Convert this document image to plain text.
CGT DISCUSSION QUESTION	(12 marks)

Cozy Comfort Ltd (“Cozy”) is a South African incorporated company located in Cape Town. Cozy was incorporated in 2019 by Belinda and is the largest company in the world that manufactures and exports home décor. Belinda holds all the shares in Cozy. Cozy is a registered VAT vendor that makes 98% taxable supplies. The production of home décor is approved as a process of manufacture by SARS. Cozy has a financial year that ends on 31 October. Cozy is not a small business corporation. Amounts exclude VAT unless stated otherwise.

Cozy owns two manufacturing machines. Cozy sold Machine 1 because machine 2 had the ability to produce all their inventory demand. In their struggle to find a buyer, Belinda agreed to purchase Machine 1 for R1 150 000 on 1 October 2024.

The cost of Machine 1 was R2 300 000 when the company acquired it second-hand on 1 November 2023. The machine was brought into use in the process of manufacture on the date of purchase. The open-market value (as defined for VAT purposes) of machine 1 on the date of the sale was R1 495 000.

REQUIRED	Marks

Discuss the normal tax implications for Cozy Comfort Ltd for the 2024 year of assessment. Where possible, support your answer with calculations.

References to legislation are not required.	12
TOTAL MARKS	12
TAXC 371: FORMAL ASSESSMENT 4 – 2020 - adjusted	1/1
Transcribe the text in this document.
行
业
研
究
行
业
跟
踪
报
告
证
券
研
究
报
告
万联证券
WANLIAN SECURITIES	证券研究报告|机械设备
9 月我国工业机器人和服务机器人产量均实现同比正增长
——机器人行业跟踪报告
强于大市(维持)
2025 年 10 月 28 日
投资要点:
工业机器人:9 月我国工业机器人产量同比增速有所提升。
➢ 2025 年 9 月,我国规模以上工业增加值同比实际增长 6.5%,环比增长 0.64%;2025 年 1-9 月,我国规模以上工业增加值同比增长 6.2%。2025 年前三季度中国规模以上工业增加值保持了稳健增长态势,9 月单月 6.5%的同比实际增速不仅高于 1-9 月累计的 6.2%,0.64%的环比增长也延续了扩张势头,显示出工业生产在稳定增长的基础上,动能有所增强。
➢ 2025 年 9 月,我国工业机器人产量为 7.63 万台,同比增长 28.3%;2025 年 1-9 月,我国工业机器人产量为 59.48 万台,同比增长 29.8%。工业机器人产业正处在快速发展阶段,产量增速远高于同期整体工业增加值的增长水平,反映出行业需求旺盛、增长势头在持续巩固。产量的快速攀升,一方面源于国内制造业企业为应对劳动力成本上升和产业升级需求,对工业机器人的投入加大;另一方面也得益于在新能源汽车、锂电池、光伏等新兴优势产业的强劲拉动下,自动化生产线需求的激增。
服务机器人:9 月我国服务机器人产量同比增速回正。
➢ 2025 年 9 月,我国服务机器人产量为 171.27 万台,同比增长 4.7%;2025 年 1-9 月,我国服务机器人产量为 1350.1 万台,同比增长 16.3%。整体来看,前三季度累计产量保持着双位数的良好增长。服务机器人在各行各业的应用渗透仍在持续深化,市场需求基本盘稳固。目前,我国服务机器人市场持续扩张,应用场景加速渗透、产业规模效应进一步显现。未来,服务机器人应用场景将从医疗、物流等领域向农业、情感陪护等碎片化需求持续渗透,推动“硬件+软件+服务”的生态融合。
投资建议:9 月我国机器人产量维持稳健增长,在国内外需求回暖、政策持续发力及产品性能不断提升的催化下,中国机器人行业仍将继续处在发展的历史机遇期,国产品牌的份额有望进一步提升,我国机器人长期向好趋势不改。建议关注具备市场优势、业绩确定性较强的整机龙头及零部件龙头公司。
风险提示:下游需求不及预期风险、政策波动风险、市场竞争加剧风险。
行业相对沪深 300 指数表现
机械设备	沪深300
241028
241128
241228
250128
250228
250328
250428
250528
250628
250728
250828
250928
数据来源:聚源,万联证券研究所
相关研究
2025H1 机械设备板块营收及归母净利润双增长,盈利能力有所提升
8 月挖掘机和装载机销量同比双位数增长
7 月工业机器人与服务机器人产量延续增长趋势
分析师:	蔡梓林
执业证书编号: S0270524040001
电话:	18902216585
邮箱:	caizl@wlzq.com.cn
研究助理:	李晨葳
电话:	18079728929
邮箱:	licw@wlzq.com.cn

• **Goal of the exercise**
Identify every line above that includes the word "this", and show those lines.

• **Task answer**
Convert this document image to plain text.
Transcribe the text in this document.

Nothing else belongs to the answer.